PROBLEM STATEMENT: Repeat the data that follows, word for word, without the images.
----
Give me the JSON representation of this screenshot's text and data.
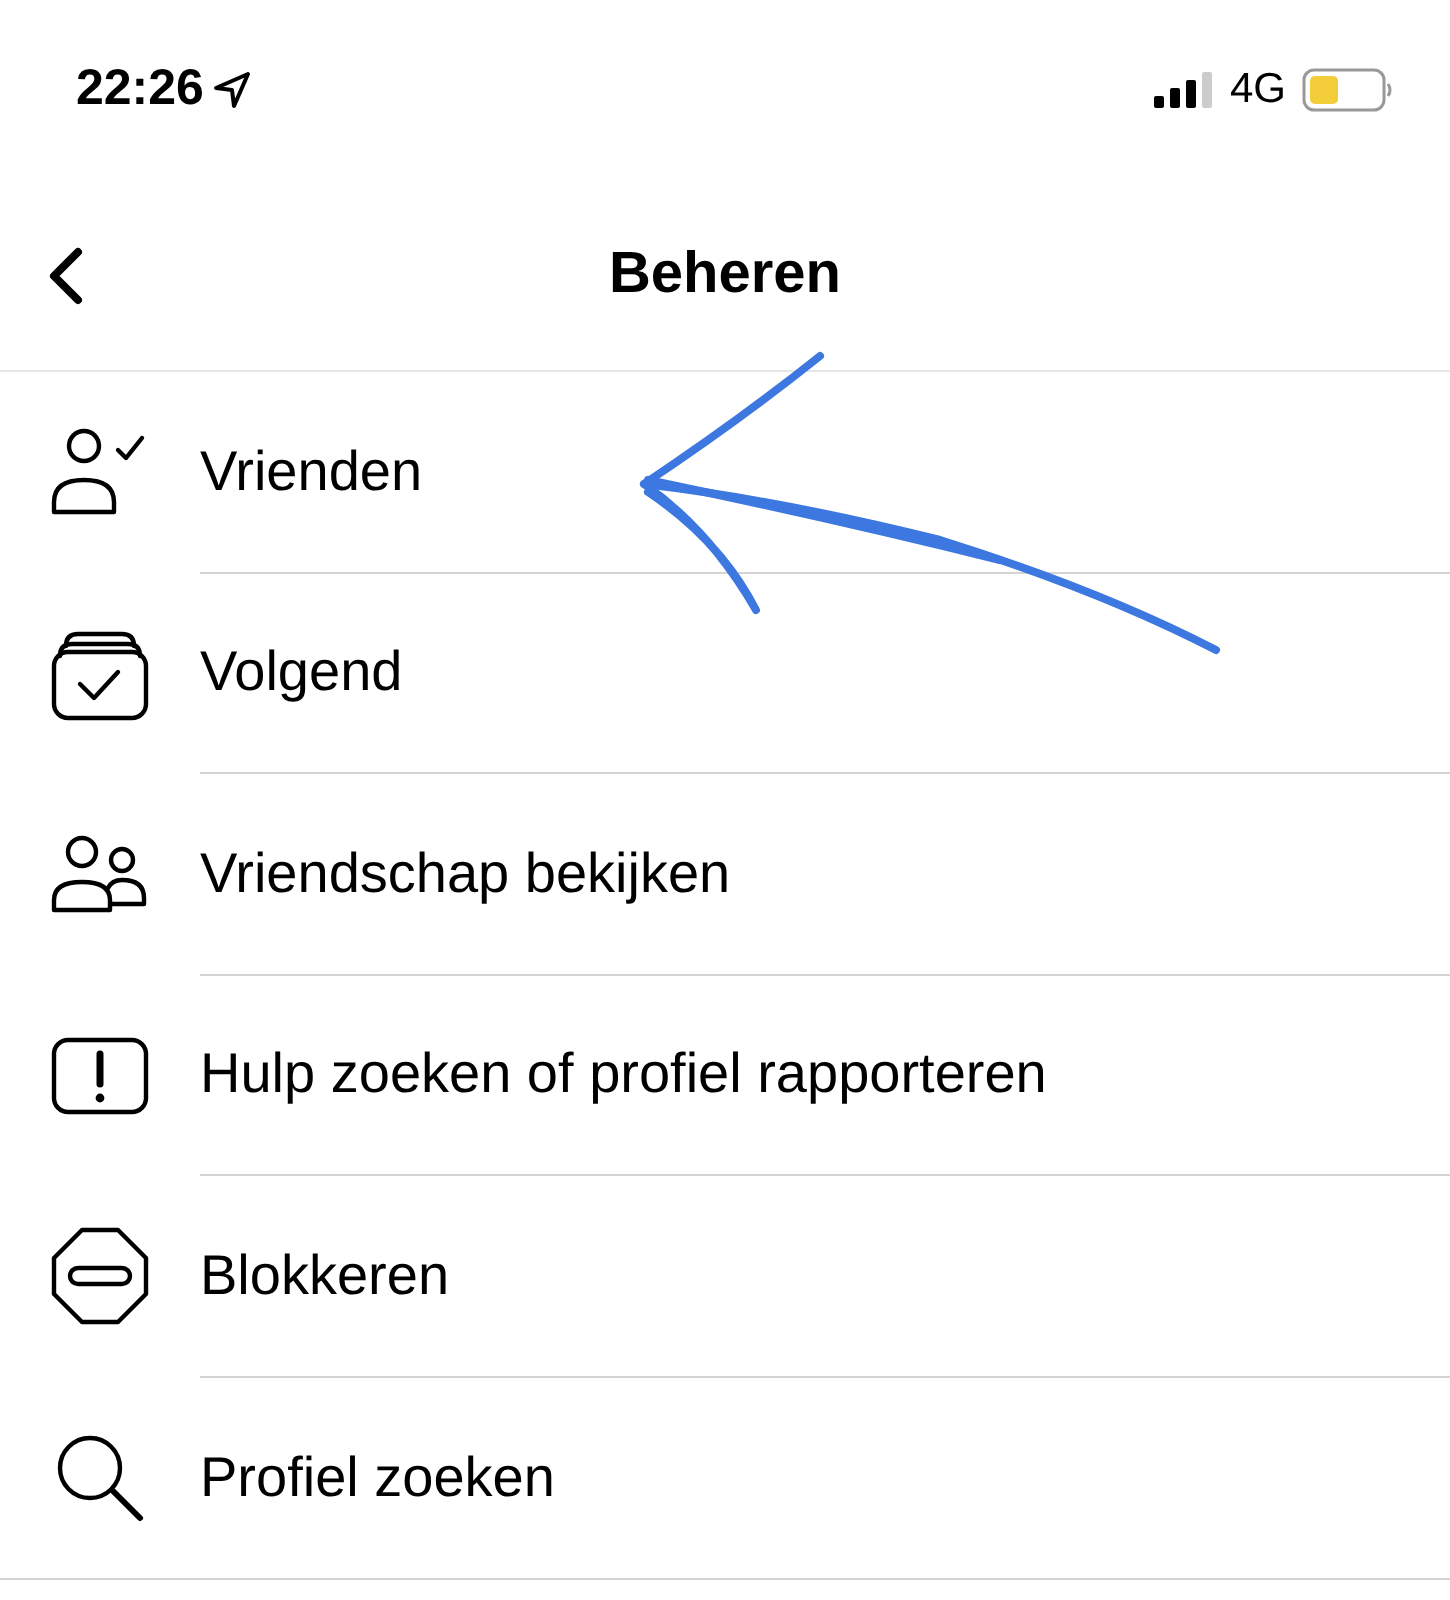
{
  "status_bar": {
    "time": "22:26",
    "network": "4G"
  },
  "header": {
    "title": "Beheren"
  },
  "menu": [
    {
      "label": "Vrienden"
    },
    {
      "label": "Volgend"
    },
    {
      "label": "Vriendschap bekijken"
    },
    {
      "label": "Hulp zoeken of profiel rapporteren"
    },
    {
      "label": "Blokkeren"
    },
    {
      "label": "Profiel zoeken"
    }
  ]
}
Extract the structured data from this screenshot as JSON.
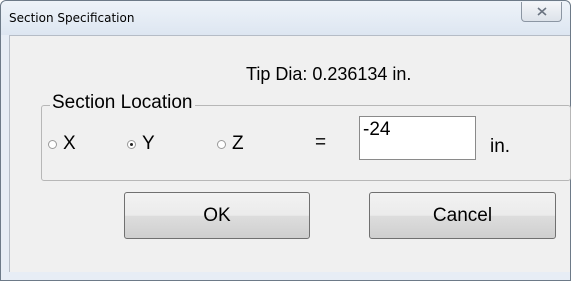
{
  "window": {
    "title": "Section Specification",
    "close_icon": "close-icon"
  },
  "tip_dia": "Tip Dia: 0.236134 in.",
  "section_location": {
    "legend": "Section Location",
    "options": [
      {
        "label": "X",
        "checked": false
      },
      {
        "label": "Y",
        "checked": true
      },
      {
        "label": "Z",
        "checked": false
      }
    ],
    "equals": "=",
    "value": "-24",
    "units": "in."
  },
  "buttons": {
    "ok": "OK",
    "cancel": "Cancel"
  }
}
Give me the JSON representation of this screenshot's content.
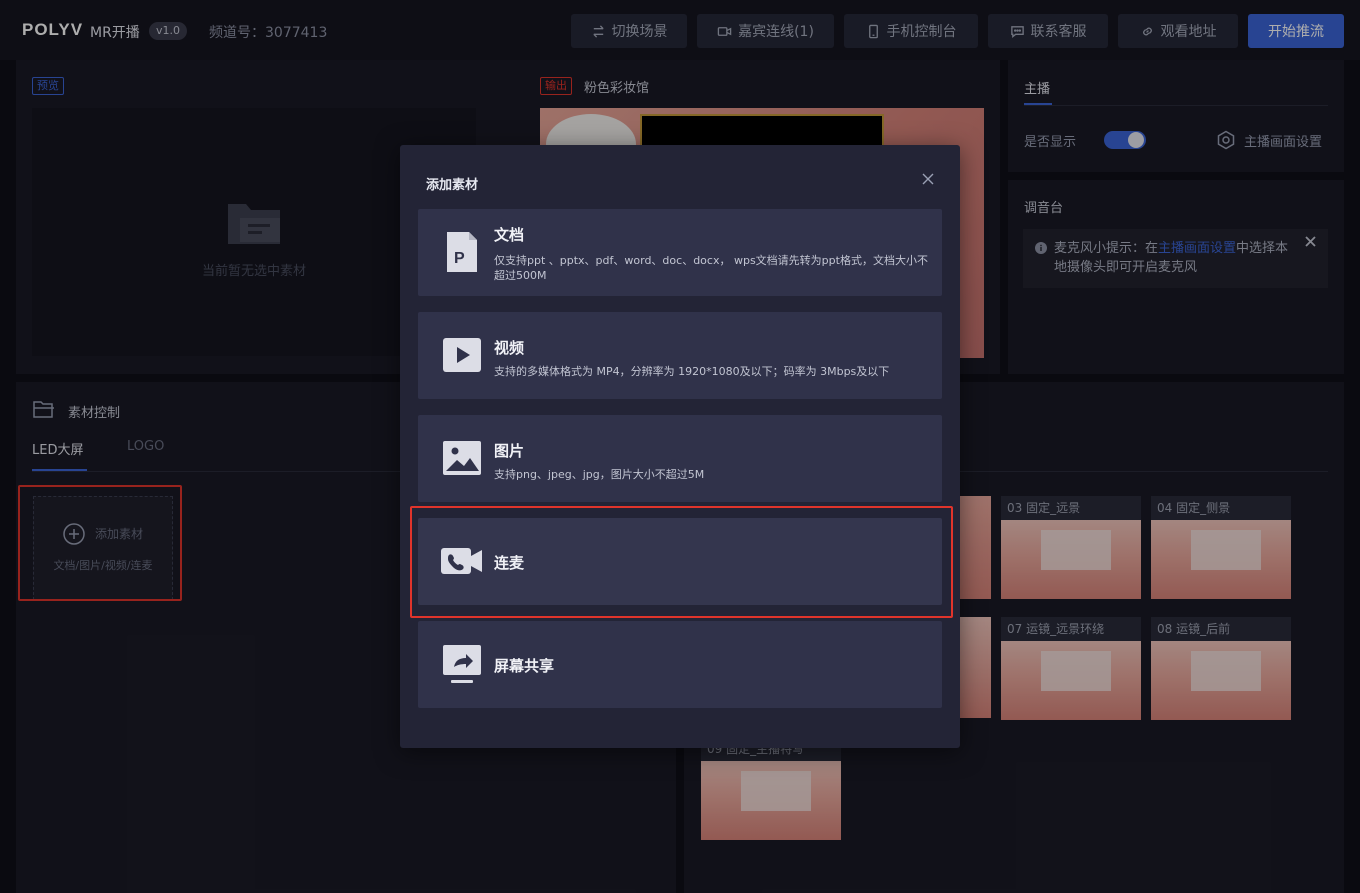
----
RESPONSE TO THIS TASK:
Give me the JSON representation of this screenshot's text and data.
{
  "status_bar": {
    "time": "22:26",
    "network": "4G"
  },
  "header": {
    "title": "Beheren"
  },
  "menu": [
    {
      "label": "Vrienden"
    },
    {
      "label": "Volgend"
    },
    {
      "label": "Vriendschap bekijken"
    },
    {
      "label": "Hulp zoeken of profiel rapporteren"
    },
    {
      "label": "Blokkeren"
    },
    {
      "label": "Profiel zoeken"
    }
  ]
}
Extract the structured data from this screenshot as JSON.
{
  "window": {
    "title": "Section Specification",
    "close_icon": "close-icon"
  },
  "tip_dia": "Tip Dia: 0.236134 in.",
  "section_location": {
    "legend": "Section Location",
    "options": [
      {
        "label": "X",
        "checked": false
      },
      {
        "label": "Y",
        "checked": true
      },
      {
        "label": "Z",
        "checked": false
      }
    ],
    "equals": "=",
    "value": "-24",
    "units": "in."
  },
  "buttons": {
    "ok": "OK",
    "cancel": "Cancel"
  }
}
Give me the JSON representation of this screenshot's content.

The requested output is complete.